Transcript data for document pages
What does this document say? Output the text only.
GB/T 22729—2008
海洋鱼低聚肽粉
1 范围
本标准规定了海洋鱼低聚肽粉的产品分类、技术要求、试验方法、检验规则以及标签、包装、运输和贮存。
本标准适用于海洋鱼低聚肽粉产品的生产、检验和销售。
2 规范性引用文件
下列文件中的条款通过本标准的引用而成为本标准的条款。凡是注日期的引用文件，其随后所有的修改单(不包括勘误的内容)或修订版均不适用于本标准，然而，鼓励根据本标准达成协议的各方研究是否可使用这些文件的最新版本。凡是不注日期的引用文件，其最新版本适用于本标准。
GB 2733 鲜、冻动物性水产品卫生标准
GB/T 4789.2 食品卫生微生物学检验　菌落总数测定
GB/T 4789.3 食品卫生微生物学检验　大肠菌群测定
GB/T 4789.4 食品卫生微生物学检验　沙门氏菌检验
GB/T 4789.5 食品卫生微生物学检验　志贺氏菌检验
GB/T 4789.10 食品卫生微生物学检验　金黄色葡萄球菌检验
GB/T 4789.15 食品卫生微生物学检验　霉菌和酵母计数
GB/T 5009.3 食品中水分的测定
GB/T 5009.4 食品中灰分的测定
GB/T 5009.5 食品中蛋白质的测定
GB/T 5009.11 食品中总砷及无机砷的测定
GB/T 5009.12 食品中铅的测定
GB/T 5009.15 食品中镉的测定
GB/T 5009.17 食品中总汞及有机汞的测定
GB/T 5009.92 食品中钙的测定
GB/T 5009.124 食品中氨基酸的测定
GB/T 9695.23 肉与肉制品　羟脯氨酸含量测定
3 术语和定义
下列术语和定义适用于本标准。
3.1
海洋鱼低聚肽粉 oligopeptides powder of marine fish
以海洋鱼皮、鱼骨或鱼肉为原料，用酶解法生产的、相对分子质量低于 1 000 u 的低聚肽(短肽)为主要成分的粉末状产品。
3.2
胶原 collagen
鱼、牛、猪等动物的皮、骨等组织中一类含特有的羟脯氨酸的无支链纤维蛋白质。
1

--

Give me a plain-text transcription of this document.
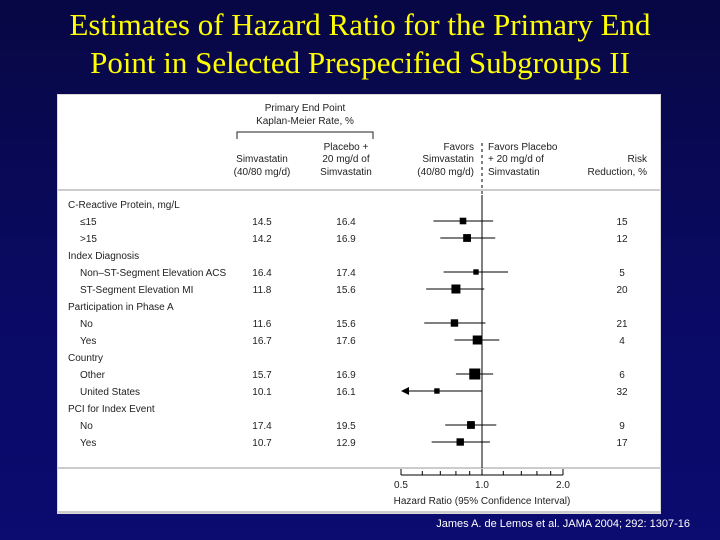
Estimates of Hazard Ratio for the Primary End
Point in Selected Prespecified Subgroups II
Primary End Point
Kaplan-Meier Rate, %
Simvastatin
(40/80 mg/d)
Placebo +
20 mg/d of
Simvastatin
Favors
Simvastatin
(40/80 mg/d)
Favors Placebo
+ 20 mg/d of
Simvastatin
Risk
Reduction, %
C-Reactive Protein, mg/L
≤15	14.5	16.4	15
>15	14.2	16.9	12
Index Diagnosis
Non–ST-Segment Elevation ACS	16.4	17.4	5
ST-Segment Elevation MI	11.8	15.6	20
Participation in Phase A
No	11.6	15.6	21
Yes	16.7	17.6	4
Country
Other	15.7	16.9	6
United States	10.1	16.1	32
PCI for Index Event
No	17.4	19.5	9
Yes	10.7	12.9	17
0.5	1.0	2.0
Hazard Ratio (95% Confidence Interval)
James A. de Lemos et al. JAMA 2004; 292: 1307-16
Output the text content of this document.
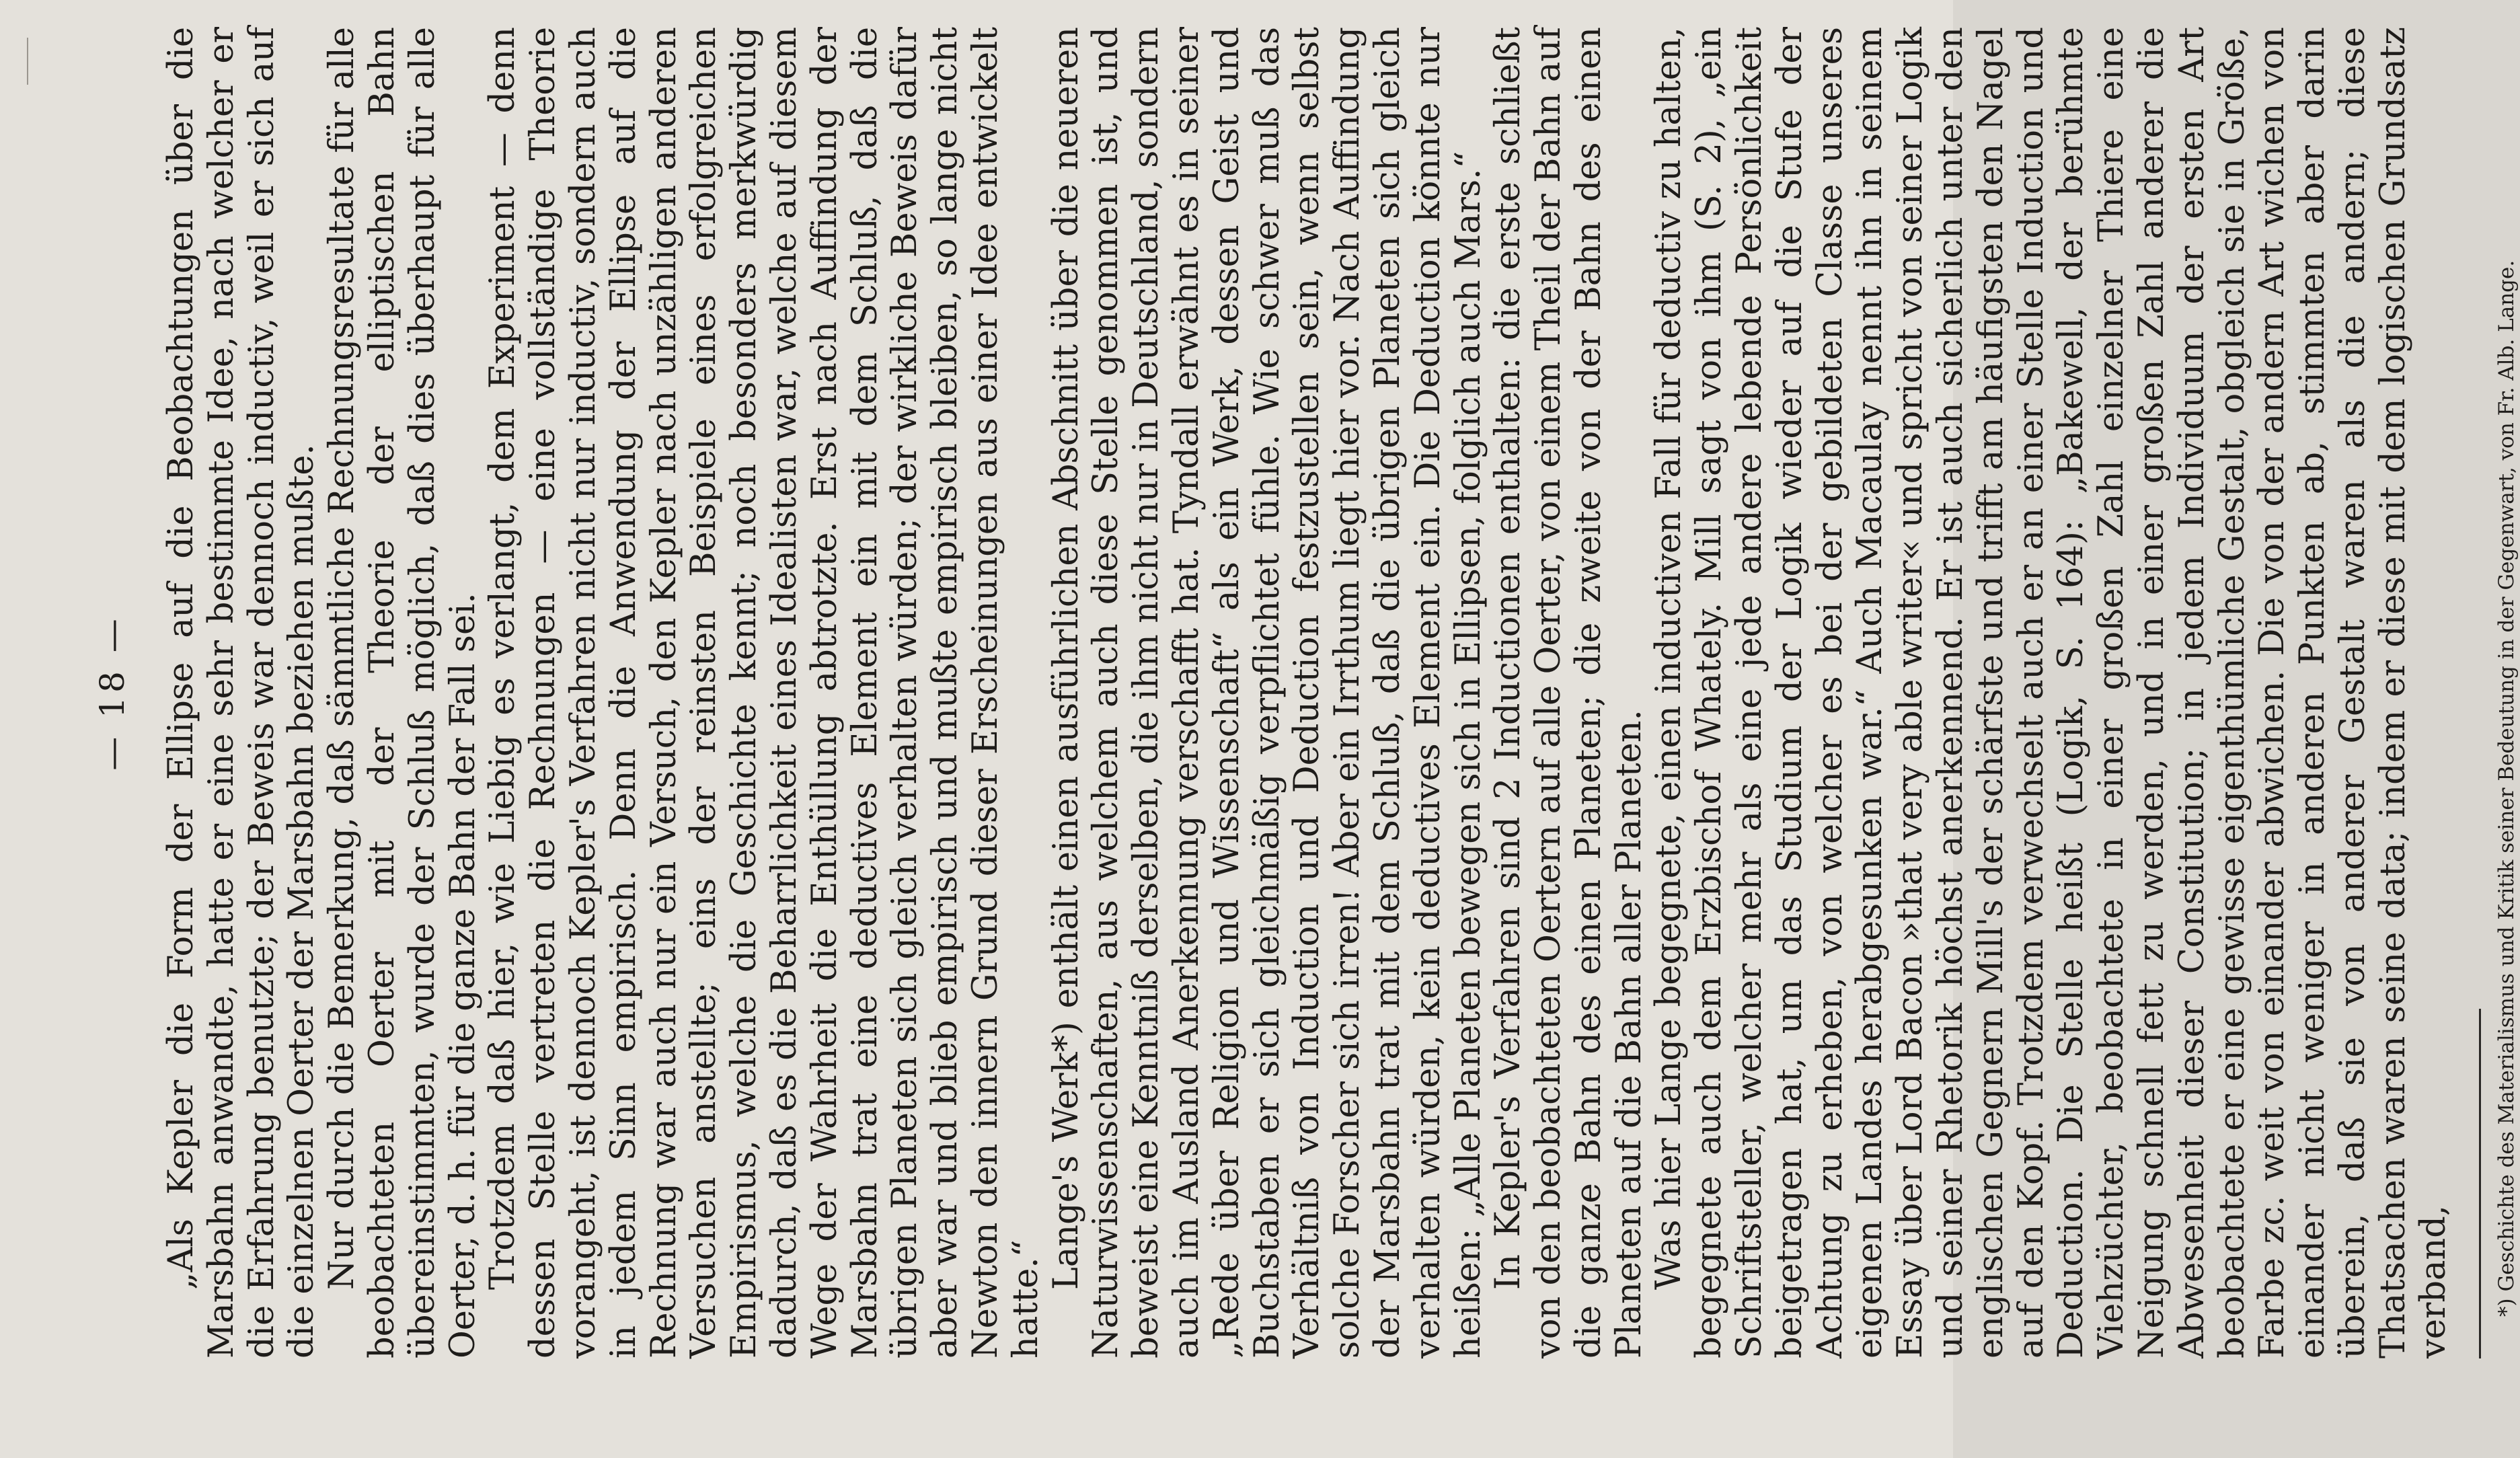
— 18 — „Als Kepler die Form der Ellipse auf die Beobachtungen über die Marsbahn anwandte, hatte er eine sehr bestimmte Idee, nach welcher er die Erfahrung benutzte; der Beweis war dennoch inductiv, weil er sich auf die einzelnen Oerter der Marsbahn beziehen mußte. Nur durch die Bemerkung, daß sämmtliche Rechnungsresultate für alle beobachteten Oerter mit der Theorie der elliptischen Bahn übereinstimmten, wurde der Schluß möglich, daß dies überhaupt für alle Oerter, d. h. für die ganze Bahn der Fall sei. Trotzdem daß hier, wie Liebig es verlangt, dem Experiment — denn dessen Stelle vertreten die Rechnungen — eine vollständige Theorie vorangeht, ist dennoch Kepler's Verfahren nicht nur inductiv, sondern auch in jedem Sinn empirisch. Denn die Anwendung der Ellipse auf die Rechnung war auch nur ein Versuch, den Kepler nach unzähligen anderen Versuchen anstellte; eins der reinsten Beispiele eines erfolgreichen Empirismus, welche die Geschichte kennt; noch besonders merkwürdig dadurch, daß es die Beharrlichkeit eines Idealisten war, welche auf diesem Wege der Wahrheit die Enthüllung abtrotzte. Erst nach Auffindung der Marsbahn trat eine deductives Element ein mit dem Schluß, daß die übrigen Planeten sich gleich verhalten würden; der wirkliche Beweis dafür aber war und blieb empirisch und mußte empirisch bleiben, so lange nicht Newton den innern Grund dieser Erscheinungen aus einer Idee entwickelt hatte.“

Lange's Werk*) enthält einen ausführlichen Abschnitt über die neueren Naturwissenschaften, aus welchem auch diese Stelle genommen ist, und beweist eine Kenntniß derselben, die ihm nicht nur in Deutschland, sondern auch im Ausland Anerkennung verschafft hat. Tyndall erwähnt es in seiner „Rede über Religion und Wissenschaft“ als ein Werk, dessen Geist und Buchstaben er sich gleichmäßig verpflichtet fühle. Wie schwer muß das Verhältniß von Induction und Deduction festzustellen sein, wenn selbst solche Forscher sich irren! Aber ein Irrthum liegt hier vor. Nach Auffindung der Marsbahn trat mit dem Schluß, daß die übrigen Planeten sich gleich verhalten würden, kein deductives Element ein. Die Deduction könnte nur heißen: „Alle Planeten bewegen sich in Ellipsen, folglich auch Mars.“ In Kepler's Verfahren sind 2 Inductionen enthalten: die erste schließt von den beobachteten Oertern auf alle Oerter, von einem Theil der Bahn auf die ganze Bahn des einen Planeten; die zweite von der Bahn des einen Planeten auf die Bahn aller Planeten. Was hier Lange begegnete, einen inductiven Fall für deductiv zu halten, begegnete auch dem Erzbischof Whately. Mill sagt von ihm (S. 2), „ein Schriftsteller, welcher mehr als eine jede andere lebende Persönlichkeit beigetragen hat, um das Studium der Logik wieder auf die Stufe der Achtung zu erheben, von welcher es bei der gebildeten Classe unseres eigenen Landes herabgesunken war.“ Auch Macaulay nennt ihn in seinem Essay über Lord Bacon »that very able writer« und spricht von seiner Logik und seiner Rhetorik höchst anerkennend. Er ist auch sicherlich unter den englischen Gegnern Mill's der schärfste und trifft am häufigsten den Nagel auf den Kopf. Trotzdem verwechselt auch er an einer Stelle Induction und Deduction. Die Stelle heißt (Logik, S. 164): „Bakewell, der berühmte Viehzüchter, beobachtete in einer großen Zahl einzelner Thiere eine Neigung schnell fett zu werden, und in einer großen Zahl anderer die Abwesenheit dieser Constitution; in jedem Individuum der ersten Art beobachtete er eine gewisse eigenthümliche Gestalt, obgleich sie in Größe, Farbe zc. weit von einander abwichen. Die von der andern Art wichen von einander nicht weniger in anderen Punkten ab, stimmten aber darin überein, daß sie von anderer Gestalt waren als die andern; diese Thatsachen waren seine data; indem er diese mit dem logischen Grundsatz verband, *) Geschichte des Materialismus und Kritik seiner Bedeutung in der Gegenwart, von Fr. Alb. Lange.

...

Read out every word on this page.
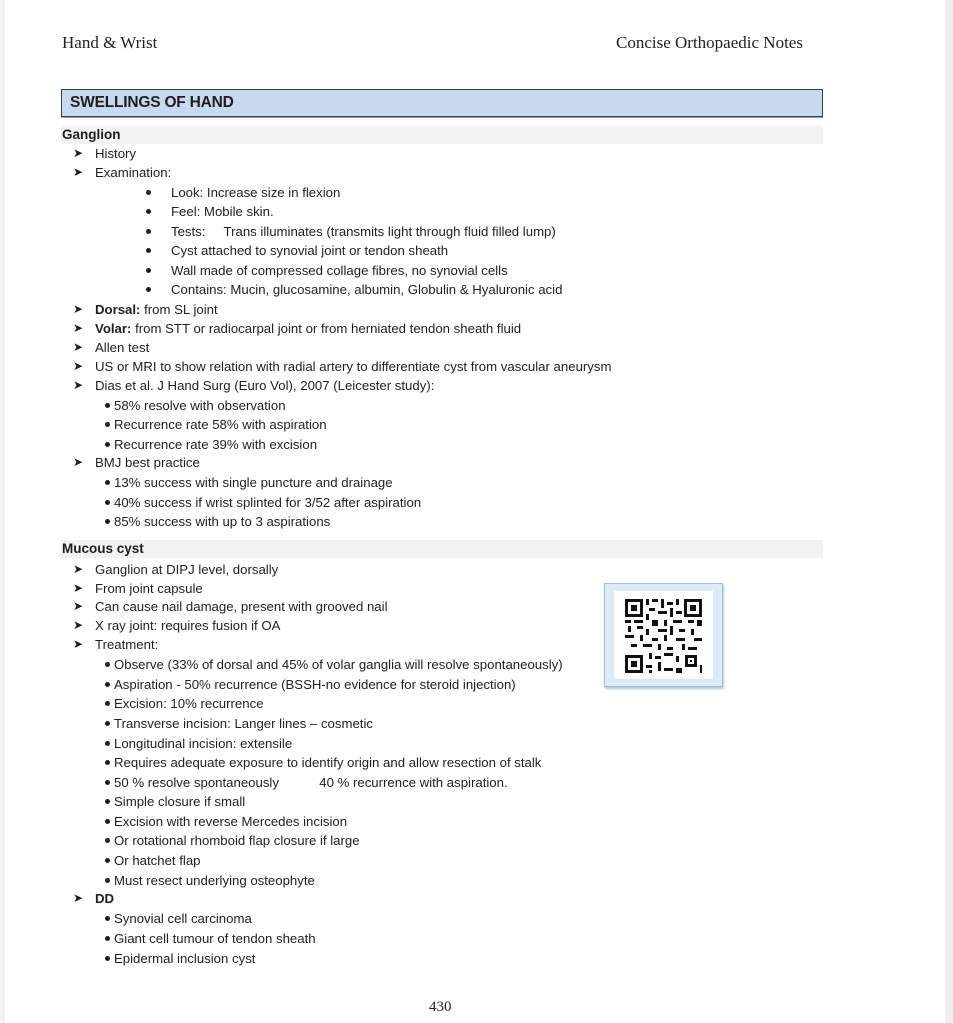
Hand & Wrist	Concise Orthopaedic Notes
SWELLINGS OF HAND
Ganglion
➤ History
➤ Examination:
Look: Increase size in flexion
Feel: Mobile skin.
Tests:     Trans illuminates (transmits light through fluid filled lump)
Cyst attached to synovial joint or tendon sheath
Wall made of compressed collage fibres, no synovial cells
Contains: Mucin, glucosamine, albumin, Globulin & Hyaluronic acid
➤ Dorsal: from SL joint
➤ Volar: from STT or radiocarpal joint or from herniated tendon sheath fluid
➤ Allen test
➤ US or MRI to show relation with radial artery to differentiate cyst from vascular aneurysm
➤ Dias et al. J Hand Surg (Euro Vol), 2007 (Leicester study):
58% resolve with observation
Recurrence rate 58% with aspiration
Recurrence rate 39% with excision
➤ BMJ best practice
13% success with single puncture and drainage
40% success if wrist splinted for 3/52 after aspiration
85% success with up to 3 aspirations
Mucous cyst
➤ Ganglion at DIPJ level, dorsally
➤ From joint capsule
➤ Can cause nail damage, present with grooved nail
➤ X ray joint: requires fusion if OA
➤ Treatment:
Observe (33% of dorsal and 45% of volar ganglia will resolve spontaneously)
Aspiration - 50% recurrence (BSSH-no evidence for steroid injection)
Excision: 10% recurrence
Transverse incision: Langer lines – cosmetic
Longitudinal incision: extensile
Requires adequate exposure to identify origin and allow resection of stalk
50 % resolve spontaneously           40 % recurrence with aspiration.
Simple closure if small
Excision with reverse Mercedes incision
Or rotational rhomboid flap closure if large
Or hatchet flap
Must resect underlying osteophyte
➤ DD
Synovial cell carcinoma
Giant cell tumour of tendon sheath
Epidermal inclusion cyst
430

■ DESCRIPTION OF THE TASK
Nothing but a number is wanted here: please count the lines in the entries above that include the word "食品卫生微生物学检验".

■ TASK SOLUTION
6